AIM >>
Select every line containing the word "your" from the material, and copy those lines.

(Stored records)
+++++
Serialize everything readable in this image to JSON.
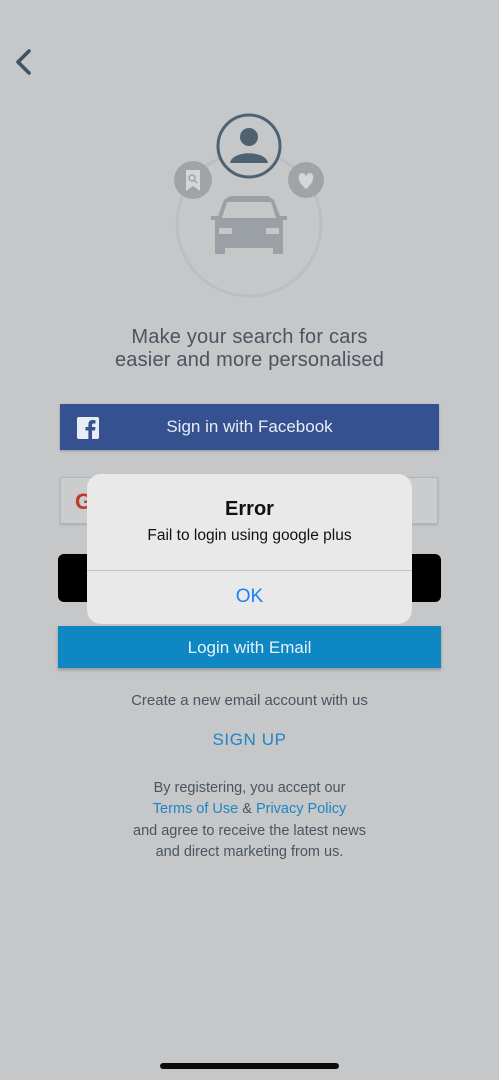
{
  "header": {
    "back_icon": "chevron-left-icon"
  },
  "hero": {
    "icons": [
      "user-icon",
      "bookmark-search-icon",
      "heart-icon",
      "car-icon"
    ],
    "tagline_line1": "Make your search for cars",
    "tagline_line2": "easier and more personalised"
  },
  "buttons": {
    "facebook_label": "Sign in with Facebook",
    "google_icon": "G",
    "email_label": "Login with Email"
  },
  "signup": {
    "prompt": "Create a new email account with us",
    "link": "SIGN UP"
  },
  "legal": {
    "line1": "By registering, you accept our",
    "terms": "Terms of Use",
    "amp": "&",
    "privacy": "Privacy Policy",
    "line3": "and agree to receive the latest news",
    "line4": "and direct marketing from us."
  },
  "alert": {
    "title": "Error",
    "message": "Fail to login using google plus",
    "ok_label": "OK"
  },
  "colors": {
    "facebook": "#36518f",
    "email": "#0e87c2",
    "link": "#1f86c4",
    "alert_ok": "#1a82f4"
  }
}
+++++
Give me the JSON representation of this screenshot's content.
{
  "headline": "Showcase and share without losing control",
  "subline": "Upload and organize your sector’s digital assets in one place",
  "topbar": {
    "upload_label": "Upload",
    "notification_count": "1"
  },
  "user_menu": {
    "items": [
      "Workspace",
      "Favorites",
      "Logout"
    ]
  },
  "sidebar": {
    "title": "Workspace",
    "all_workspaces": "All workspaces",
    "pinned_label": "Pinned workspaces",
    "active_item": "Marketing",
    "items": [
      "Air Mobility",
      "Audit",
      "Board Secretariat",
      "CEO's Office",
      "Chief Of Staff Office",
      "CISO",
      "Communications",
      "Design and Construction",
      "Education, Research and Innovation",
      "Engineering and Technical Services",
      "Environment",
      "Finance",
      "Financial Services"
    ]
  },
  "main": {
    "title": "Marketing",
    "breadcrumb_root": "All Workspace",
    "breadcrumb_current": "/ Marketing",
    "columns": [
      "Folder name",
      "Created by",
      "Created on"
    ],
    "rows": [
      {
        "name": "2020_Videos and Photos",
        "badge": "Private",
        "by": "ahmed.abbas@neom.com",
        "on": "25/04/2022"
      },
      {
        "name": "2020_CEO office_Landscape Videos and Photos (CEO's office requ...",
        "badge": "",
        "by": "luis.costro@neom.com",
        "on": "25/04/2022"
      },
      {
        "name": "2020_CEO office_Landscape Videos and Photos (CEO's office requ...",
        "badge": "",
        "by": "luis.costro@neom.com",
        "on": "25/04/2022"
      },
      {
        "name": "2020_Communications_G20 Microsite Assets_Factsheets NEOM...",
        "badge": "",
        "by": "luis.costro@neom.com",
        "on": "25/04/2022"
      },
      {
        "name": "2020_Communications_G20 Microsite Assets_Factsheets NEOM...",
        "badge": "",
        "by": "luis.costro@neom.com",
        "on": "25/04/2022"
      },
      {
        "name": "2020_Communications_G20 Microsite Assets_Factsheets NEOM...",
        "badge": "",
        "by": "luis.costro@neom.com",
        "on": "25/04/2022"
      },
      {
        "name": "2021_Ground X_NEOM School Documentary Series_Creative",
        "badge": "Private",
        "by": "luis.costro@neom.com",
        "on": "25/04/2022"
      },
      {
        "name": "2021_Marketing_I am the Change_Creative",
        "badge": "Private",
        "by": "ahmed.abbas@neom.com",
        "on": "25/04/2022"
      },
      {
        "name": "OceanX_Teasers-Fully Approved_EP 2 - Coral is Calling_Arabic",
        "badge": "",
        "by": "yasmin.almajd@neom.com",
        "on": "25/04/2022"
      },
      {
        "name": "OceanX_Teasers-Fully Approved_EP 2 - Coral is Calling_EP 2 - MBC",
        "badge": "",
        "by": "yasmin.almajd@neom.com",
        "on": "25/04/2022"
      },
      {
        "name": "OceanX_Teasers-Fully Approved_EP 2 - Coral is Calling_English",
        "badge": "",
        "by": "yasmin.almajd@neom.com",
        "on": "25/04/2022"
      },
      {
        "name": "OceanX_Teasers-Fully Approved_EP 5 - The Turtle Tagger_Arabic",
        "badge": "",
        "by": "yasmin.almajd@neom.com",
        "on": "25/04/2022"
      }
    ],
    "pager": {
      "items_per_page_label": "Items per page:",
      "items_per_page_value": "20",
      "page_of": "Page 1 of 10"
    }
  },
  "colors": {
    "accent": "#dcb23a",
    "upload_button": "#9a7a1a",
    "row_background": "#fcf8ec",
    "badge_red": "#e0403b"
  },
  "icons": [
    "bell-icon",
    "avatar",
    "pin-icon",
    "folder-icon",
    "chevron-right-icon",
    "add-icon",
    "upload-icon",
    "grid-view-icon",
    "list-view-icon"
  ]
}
+++++
RESPONSE TO THE TASK >>
    "tagline_line1": "Make your search for cars",
  "subline": "Upload and organize your sector’s digital assets in one place",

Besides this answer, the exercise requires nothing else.